> [GIVEN REQUEST] Rewrite everything from the line containing "bell-icon[interactable]: ♪ xyxy=(886,5,901,19)" down to the line containing "sidebar-item-goods[interactable]: ⛟ 商品管理", changing "close-icon" to "dismiss-icon" and leaving everything else as it is. Return only those lines.

> [DATASET RECORDS]
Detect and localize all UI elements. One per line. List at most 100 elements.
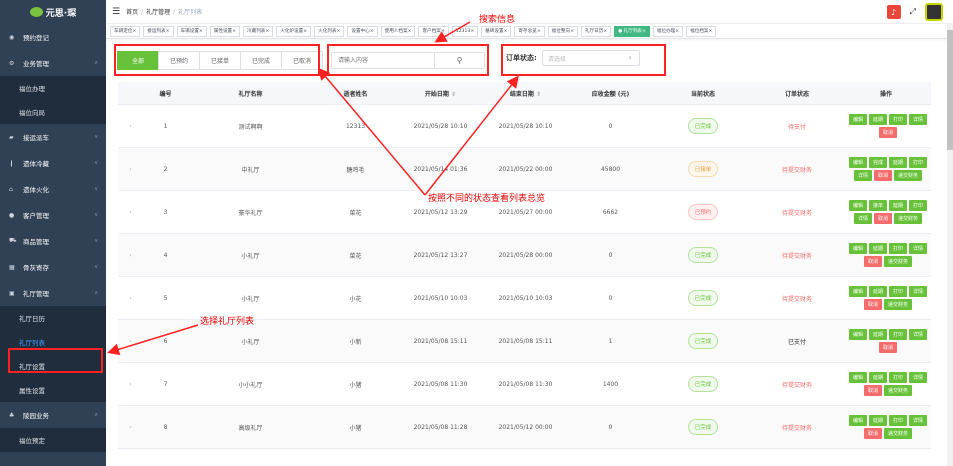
bell-icon[interactable]: ♪ xyxy=(886,5,901,19)
tag-item[interactable]: 设置中心 × xyxy=(347,25,378,37)
sidebar-item-cold[interactable]: ❙ 遗体冷藏 ∨ xyxy=(0,150,106,176)
close-icon[interactable]: × xyxy=(570,29,574,34)
expand-icon[interactable]: › xyxy=(118,295,143,302)
close-icon[interactable]: × xyxy=(370,29,374,34)
sidebar-item-hall-settings[interactable]: 礼厅设置 xyxy=(0,354,106,378)
sidebar-item-hall[interactable]: ▣ 礼厅管理 ∧ xyxy=(0,280,106,306)
sidebar-item-goods[interactable]: ⛟ 商品管理 ∨ xyxy=(0,228,106,254)
tag-item[interactable]: 属性设置 × xyxy=(209,25,240,37)
sidebar-item-cemetery[interactable]: ♣ 陵园业务 ∧ xyxy=(0,402,106,428)
action-button[interactable]: 延期 xyxy=(868,243,887,254)
sidebar-item-cremation[interactable]: ⌂ 遗体火化 ∨ xyxy=(0,176,106,202)
filter-button[interactable]: 已接单 xyxy=(199,50,241,70)
action-button[interactable]: 延期 xyxy=(889,200,908,211)
expand-icon[interactable]: › xyxy=(118,252,143,259)
action-button[interactable]: 取消 xyxy=(863,428,882,439)
action-button[interactable]: 编辑 xyxy=(848,243,867,254)
action-button[interactable]: 详情 xyxy=(909,329,928,340)
table-row[interactable]: › 8 高级礼厅 小猪 2021/05/08 11:28 2021/05/12 00:00… xyxy=(118,406,931,449)
action-button[interactable]: 详情 xyxy=(909,372,928,383)
column-header[interactable]: 开始日期 ⇕ xyxy=(398,89,483,98)
action-button[interactable]: 打印 xyxy=(909,157,928,168)
action-button[interactable]: 取消 xyxy=(863,385,882,396)
tag-item[interactable]: 福位整向 × xyxy=(547,25,578,37)
expand-icon[interactable]: › xyxy=(118,209,143,216)
action-button[interactable]: 打印 xyxy=(889,415,908,426)
breadcrumb-home[interactable]: 首页 xyxy=(126,9,138,16)
hamburger-icon[interactable]: ☰ xyxy=(112,7,120,17)
filter-button[interactable]: 已取消 xyxy=(281,50,323,70)
filter-button[interactable]: 已完成 xyxy=(240,50,282,70)
close-icon[interactable]: × xyxy=(303,29,307,34)
action-button[interactable]: 延期 xyxy=(868,415,887,426)
sidebar-item-slot-direction[interactable]: 福位向局 xyxy=(0,100,106,124)
tag-item[interactable]: ● 礼厅列表 × xyxy=(614,25,650,37)
search-input[interactable] xyxy=(332,53,434,68)
close-icon[interactable]: × xyxy=(504,29,508,34)
action-button[interactable]: 编辑 xyxy=(848,200,867,211)
tag-item[interactable]: 火化列表 × xyxy=(314,25,345,37)
action-button[interactable]: 延期 xyxy=(868,372,887,383)
tag-item[interactable]: 12313 × xyxy=(451,25,479,37)
action-button[interactable]: 详情 xyxy=(909,114,928,125)
action-button[interactable]: 打印 xyxy=(889,372,908,383)
close-icon[interactable]: × xyxy=(132,29,136,34)
sidebar-item-pickup[interactable]: ▰ 接运派车 ∨ xyxy=(0,124,106,150)
sidebar-item-ashes[interactable]: ▦ 骨灰寄存 ∨ xyxy=(0,254,106,280)
tag-item[interactable]: 墓碑设置 × xyxy=(481,25,512,37)
action-button[interactable]: 打印 xyxy=(889,243,908,254)
table-row[interactable]: › 7 小小礼厅 小猪 2021/05/08 11:30 2021/05/08 11:30… xyxy=(118,363,931,406)
action-button[interactable]: 取消 xyxy=(863,299,882,310)
action-button[interactable]: 编辑 xyxy=(848,329,867,340)
sidebar-item-property[interactable]: 属性设置 xyxy=(0,378,106,402)
sidebar-item-reservation[interactable]: ◉ 预约登记 xyxy=(0,24,106,50)
close-icon[interactable]: × xyxy=(408,29,412,34)
action-button[interactable]: 详情 xyxy=(909,243,928,254)
sidebar-item-slot-reserve[interactable]: 福位预定 xyxy=(0,428,106,452)
action-button[interactable]: 编辑 xyxy=(848,415,867,426)
expand-icon[interactable]: › xyxy=(118,338,143,345)
action-button[interactable]: 递交财务 xyxy=(884,385,913,396)
action-button[interactable]: 接单 xyxy=(868,200,887,211)
action-button[interactable]: 递交财务 xyxy=(884,428,913,439)
action-button[interactable]: 完成 xyxy=(868,157,887,168)
action-button[interactable]: 递交财务 xyxy=(884,256,913,267)
action-button[interactable]: 取消 xyxy=(873,213,892,224)
action-button[interactable]: 递交财务 xyxy=(884,299,913,310)
close-icon[interactable]: × xyxy=(232,29,236,34)
close-icon[interactable]: × xyxy=(603,29,607,34)
action-button[interactable]: 递交财务 xyxy=(894,170,923,181)
action-button[interactable]: 打印 xyxy=(889,329,908,340)
action-button[interactable]: 编辑 xyxy=(848,286,867,297)
tag-item[interactable]: 使用人档案 × xyxy=(380,25,416,37)
close-icon[interactable]: × xyxy=(336,29,340,34)
close-icon[interactable]: × xyxy=(441,29,445,34)
table-row[interactable]: › 2 中礼厅 糖鸡毛 2021/05/14 01:36 2021/05/22 00:00… xyxy=(118,148,931,191)
table-row[interactable]: › 1 测试啊啊 12313 2021/05/28 10:10 2021/05/28 10… xyxy=(118,105,931,148)
action-button[interactable]: 取消 xyxy=(863,256,882,267)
expand-icon[interactable]: › xyxy=(118,166,143,173)
close-icon[interactable]: × xyxy=(166,29,170,34)
expand-icon[interactable]: › xyxy=(118,381,143,388)
action-button[interactable]: 编辑 xyxy=(848,114,867,125)
close-icon[interactable]: × xyxy=(709,29,713,34)
sort-icon[interactable]: ⇕ xyxy=(449,91,456,98)
tag-item[interactable]: 福位办理 × xyxy=(652,25,684,37)
action-button[interactable]: 打印 xyxy=(889,286,908,297)
action-button[interactable]: 递交财务 xyxy=(894,213,923,224)
tag-item[interactable]: 接运列表 × xyxy=(143,25,174,37)
expand-icon[interactable]: › xyxy=(118,424,143,431)
tag-item[interactable]: 客户档案 × xyxy=(418,25,449,37)
vertical-scrollbar[interactable] xyxy=(947,24,953,466)
sidebar-item-business[interactable]: ⚙ 业务管理 ∧ xyxy=(0,50,106,76)
action-button[interactable]: 打印 xyxy=(909,200,928,211)
action-button[interactable]: 详情 xyxy=(853,170,872,181)
app-logo[interactable]: 元思·琛 xyxy=(0,0,106,24)
close-icon[interactable]: × xyxy=(675,29,679,34)
filter-button[interactable]: 已预约 xyxy=(158,50,200,70)
action-button[interactable]: 延期 xyxy=(868,114,887,125)
column-header[interactable]: 结束日期 ⇕ xyxy=(483,89,568,98)
action-button[interactable]: 取消 xyxy=(873,170,892,181)
table-row[interactable]: › 4 小礼厅 菜花 2021/05/12 13:27 2021/05/28 00:00 0… xyxy=(118,234,931,277)
fullscreen-icon[interactable]: ⤢ xyxy=(910,7,916,17)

> [THE ANSWER]
bell-icon[interactable]: ♪ xyxy=(886,5,901,19)
tag-item[interactable]: 设置中心 × xyxy=(347,25,378,37)
sidebar-item-cold[interactable]: ❙ 遗体冷藏 ∨ xyxy=(0,150,106,176)
dismiss-icon[interactable]: × xyxy=(570,29,574,34)
expand-icon[interactable]: › xyxy=(118,295,143,302)
dismiss-icon[interactable]: × xyxy=(370,29,374,34)
sidebar-item-hall-settings[interactable]: 礼厅设置 xyxy=(0,354,106,378)
sidebar-item-hall[interactable]: ▣ 礼厅管理 ∧ xyxy=(0,280,106,306)
sidebar-item-goods[interactable]: ⛟ 商品管理 ∨ xyxy=(0,228,106,254)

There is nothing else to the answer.